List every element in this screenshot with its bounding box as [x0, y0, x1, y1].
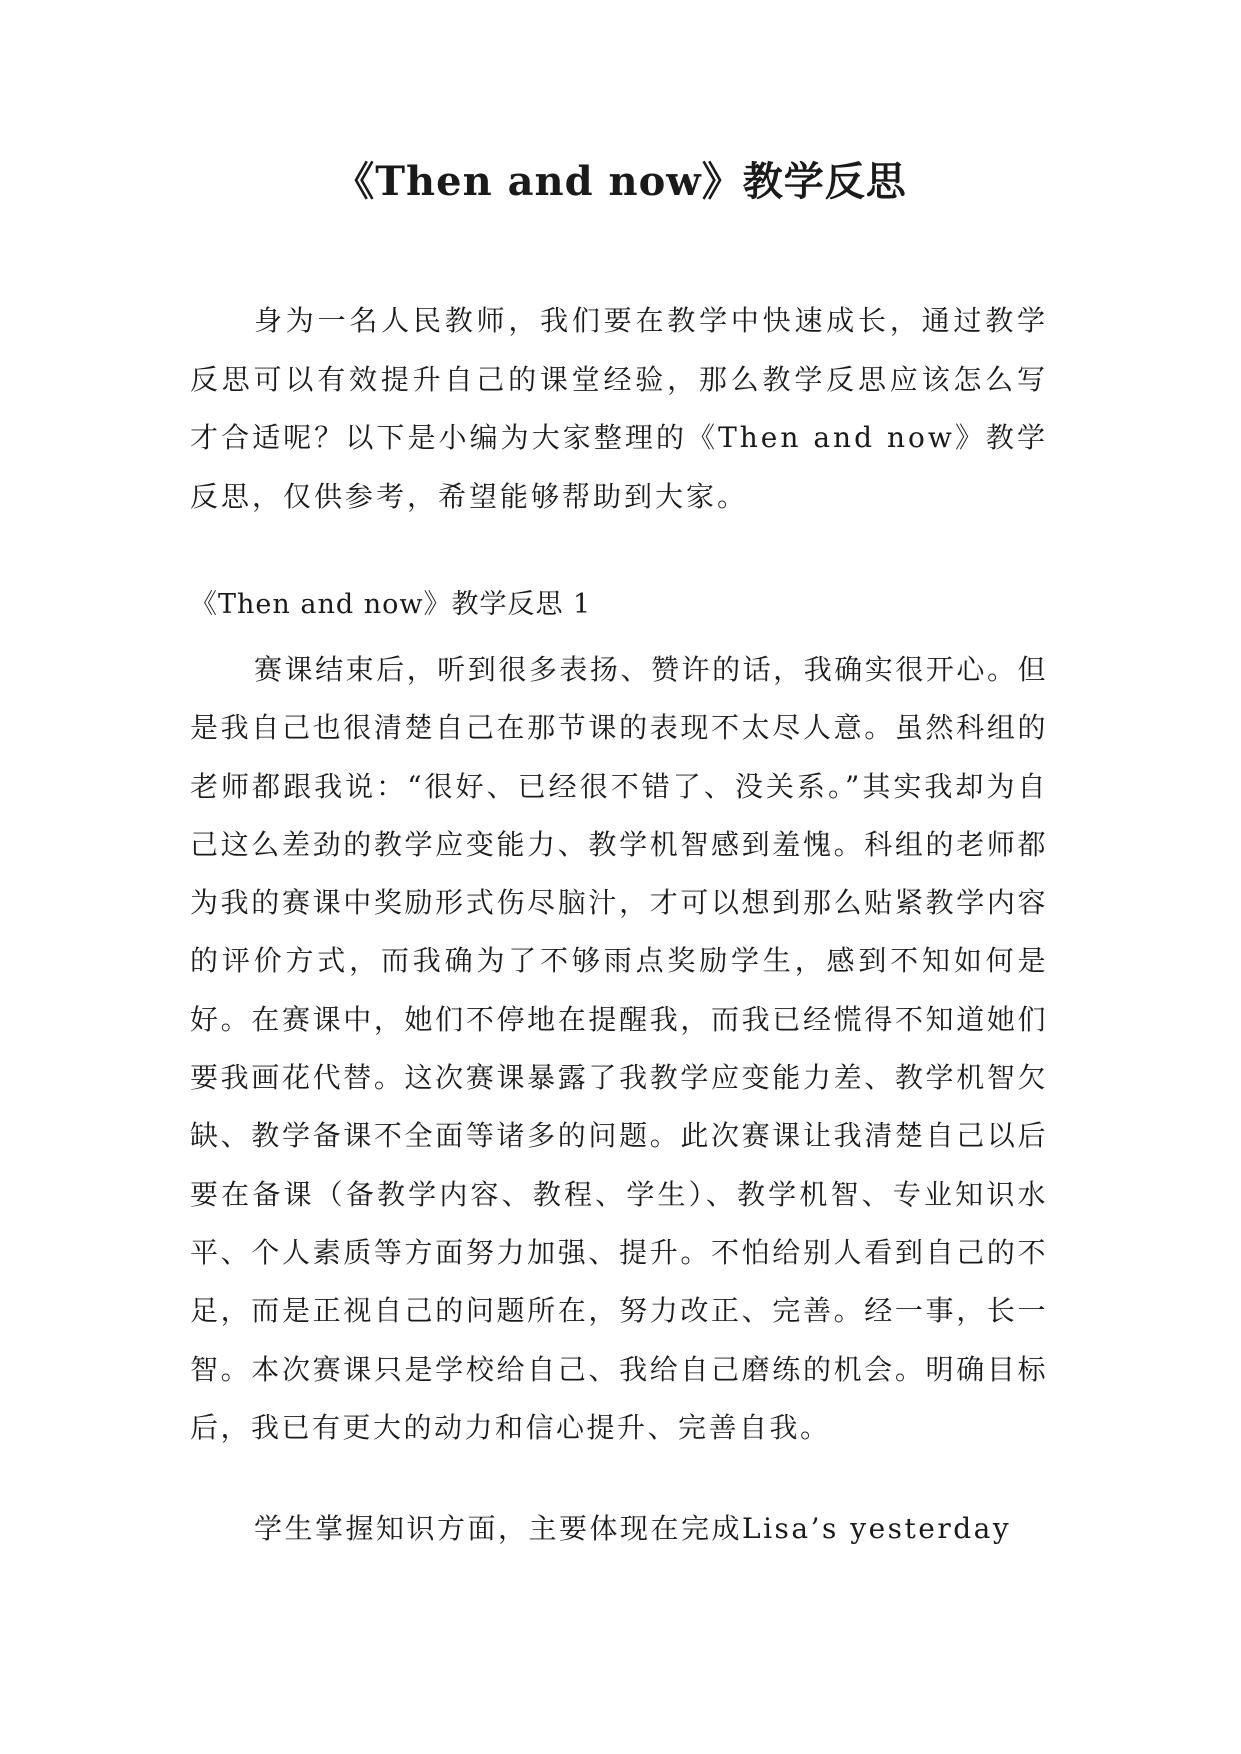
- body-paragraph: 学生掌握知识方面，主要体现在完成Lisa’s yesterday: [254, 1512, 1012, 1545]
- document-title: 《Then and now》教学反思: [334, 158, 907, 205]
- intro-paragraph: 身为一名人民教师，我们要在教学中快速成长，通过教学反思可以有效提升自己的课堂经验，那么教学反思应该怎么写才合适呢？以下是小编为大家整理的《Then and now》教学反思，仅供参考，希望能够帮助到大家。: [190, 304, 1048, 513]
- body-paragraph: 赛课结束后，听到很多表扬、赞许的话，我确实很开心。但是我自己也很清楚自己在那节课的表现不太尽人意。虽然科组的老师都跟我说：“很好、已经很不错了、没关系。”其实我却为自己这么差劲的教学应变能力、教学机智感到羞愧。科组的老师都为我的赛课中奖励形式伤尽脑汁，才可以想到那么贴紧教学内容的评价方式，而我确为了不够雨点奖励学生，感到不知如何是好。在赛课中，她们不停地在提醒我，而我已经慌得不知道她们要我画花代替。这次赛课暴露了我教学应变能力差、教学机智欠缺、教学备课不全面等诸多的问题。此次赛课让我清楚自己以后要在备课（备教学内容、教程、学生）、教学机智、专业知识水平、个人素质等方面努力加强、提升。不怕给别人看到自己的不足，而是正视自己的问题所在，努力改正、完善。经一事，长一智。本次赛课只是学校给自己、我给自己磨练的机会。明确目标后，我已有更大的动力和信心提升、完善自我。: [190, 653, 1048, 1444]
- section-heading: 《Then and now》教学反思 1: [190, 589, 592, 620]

* * * * *

Exercise prompt: Which lines of the items above contain the string "paragraph", matching case? Show each of those lines in full.

The completed task:
- body-paragraph: 学生掌握知识方面，主要体现在完成Lisa’s yesterday: [254, 1512, 1012, 1545]
- intro-paragraph: 身为一名人民教师，我们要在教学中快速成长，通过教学反思可以有效提升自己的课堂经验，那么教学反思应该怎么写才合适呢？以下是小编为大家整理的《Then and now》教学反思，仅供参考，希望能够帮助到大家。: [190, 304, 1048, 513]
- body-paragraph: 赛课结束后，听到很多表扬、赞许的话，我确实很开心。但是我自己也很清楚自己在那节课的表现不太尽人意。虽然科组的老师都跟我说：“很好、已经很不错了、没关系。”其实我却为自己这么差劲的教学应变能力、教学机智感到羞愧。科组的老师都为我的赛课中奖励形式伤尽脑汁，才可以想到那么贴紧教学内容的评价方式，而我确为了不够雨点奖励学生，感到不知如何是好。在赛课中，她们不停地在提醒我，而我已经慌得不知道她们要我画花代替。这次赛课暴露了我教学应变能力差、教学机智欠缺、教学备课不全面等诸多的问题。此次赛课让我清楚自己以后要在备课（备教学内容、教程、学生）、教学机智、专业知识水平、个人素质等方面努力加强、提升。不怕给别人看到自己的不足，而是正视自己的问题所在，努力改正、完善。经一事，长一智。本次赛课只是学校给自己、我给自己磨练的机会。明确目标后，我已有更大的动力和信心提升、完善自我。: [190, 653, 1048, 1444]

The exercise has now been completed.